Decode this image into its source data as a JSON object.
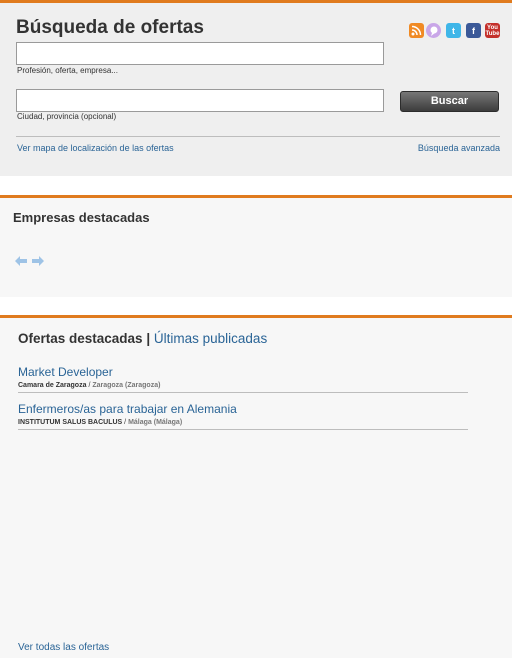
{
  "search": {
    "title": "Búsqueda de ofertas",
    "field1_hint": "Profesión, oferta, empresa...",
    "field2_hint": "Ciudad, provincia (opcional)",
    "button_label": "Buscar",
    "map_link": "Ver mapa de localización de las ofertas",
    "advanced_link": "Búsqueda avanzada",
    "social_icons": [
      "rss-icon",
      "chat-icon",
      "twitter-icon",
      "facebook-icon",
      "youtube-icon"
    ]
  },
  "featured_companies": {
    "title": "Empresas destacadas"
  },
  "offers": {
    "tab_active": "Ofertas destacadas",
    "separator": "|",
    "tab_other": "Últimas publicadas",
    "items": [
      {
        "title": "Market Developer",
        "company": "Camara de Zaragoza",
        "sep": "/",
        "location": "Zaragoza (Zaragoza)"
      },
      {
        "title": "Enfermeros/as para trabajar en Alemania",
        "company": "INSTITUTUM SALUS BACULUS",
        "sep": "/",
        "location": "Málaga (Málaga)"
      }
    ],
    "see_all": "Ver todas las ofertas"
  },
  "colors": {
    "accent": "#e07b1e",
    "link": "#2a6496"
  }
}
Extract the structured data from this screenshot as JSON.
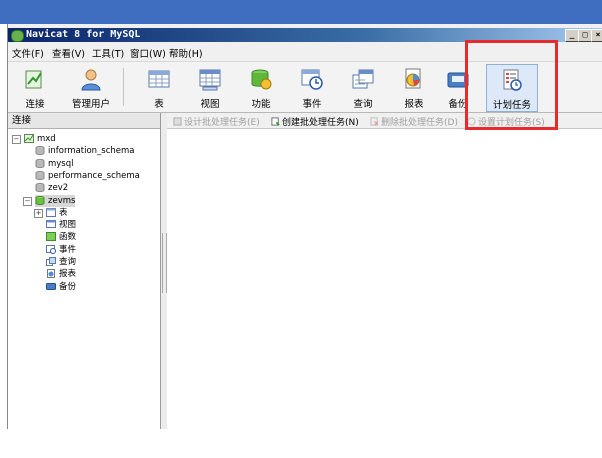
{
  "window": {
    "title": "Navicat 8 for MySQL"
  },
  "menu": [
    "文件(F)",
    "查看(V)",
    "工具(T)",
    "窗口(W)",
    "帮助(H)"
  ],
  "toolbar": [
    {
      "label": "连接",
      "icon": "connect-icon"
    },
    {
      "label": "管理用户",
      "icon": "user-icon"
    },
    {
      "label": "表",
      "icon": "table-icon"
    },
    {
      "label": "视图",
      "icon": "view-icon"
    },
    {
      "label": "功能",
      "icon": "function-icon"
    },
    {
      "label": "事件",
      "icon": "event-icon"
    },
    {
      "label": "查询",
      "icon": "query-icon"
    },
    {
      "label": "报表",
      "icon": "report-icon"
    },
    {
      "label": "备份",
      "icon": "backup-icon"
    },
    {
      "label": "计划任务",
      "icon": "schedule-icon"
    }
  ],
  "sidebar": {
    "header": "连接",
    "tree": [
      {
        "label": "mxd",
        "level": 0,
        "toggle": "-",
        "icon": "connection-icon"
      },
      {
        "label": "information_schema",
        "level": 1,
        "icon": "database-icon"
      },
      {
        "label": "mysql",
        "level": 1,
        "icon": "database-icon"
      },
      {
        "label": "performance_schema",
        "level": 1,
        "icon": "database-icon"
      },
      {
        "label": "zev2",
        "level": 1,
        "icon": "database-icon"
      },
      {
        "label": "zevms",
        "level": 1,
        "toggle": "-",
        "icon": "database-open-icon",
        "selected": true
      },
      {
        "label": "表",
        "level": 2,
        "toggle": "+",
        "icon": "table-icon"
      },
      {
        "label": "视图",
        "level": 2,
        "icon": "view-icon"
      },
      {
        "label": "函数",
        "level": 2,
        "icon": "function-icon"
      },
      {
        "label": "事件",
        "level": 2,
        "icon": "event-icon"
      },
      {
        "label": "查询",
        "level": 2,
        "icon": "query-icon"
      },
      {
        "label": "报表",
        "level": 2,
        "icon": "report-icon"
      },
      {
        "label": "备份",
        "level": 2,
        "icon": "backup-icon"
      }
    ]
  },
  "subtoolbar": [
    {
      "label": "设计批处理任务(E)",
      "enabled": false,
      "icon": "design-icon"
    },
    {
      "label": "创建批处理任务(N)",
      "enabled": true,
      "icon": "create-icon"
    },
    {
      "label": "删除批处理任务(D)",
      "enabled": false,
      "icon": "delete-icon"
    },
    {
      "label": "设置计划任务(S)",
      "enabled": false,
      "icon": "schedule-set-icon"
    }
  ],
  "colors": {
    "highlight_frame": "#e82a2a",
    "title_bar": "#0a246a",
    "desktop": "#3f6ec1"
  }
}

◆ ◆ ◆ ◆

### What to produce
Write the records out once more, exactly as they appear, with no pictures.

### The result
Decode this image into its source data as a JSON object.
{
  "search": {
    "title": "Búsqueda de ofertas",
    "field1_hint": "Profesión, oferta, empresa...",
    "field2_hint": "Ciudad, provincia (opcional)",
    "button_label": "Buscar",
    "map_link": "Ver mapa de localización de las ofertas",
    "advanced_link": "Búsqueda avanzada",
    "social_icons": [
      "rss-icon",
      "chat-icon",
      "twitter-icon",
      "facebook-icon",
      "youtube-icon"
    ]
  },
  "featured_companies": {
    "title": "Empresas destacadas"
  },
  "offers": {
    "tab_active": "Ofertas destacadas",
    "separator": "|",
    "tab_other": "Últimas publicadas",
    "items": [
      {
        "title": "Market Developer",
        "company": "Camara de Zaragoza",
        "sep": "/",
        "location": "Zaragoza (Zaragoza)"
      },
      {
        "title": "Enfermeros/as para trabajar en Alemania",
        "company": "INSTITUTUM SALUS BACULUS",
        "sep": "/",
        "location": "Málaga (Málaga)"
      }
    ],
    "see_all": "Ver todas las ofertas"
  },
  "colors": {
    "accent": "#e07b1e",
    "link": "#2a6496"
  }
}
Extract the structured data from this screenshot as JSON.
{
  "window": {
    "title": "Navicat 8 for MySQL"
  },
  "menu": [
    "文件(F)",
    "查看(V)",
    "工具(T)",
    "窗口(W)",
    "帮助(H)"
  ],
  "toolbar": [
    {
      "label": "连接",
      "icon": "connect-icon"
    },
    {
      "label": "管理用户",
      "icon": "user-icon"
    },
    {
      "label": "表",
      "icon": "table-icon"
    },
    {
      "label": "视图",
      "icon": "view-icon"
    },
    {
      "label": "功能",
      "icon": "function-icon"
    },
    {
      "label": "事件",
      "icon": "event-icon"
    },
    {
      "label": "查询",
      "icon": "query-icon"
    },
    {
      "label": "报表",
      "icon": "report-icon"
    },
    {
      "label": "备份",
      "icon": "backup-icon"
    },
    {
      "label": "计划任务",
      "icon": "schedule-icon"
    }
  ],
  "sidebar": {
    "header": "连接",
    "tree": [
      {
        "label": "mxd",
        "level": 0,
        "toggle": "-",
        "icon": "connection-icon"
      },
      {
        "label": "information_schema",
        "level": 1,
        "icon": "database-icon"
      },
      {
        "label": "mysql",
        "level": 1,
        "icon": "database-icon"
      },
      {
        "label": "performance_schema",
        "level": 1,
        "icon": "database-icon"
      },
      {
        "label": "zev2",
        "level": 1,
        "icon": "database-icon"
      },
      {
        "label": "zevms",
        "level": 1,
        "toggle": "-",
        "icon": "database-open-icon",
        "selected": true
      },
      {
        "label": "表",
        "level": 2,
        "toggle": "+",
        "icon": "table-icon"
      },
      {
        "label": "视图",
        "level": 2,
        "icon": "view-icon"
      },
      {
        "label": "函数",
        "level": 2,
        "icon": "function-icon"
      },
      {
        "label": "事件",
        "level": 2,
        "icon": "event-icon"
      },
      {
        "label": "查询",
        "level": 2,
        "icon": "query-icon"
      },
      {
        "label": "报表",
        "level": 2,
        "icon": "report-icon"
      },
      {
        "label": "备份",
        "level": 2,
        "icon": "backup-icon"
      }
    ]
  },
  "subtoolbar": [
    {
      "label": "设计批处理任务(E)",
      "enabled": false,
      "icon": "design-icon"
    },
    {
      "label": "创建批处理任务(N)",
      "enabled": true,
      "icon": "create-icon"
    },
    {
      "label": "删除批处理任务(D)",
      "enabled": false,
      "icon": "delete-icon"
    },
    {
      "label": "设置计划任务(S)",
      "enabled": false,
      "icon": "schedule-set-icon"
    }
  ],
  "colors": {
    "highlight_frame": "#e82a2a",
    "title_bar": "#0a246a",
    "desktop": "#3f6ec1"
  }
}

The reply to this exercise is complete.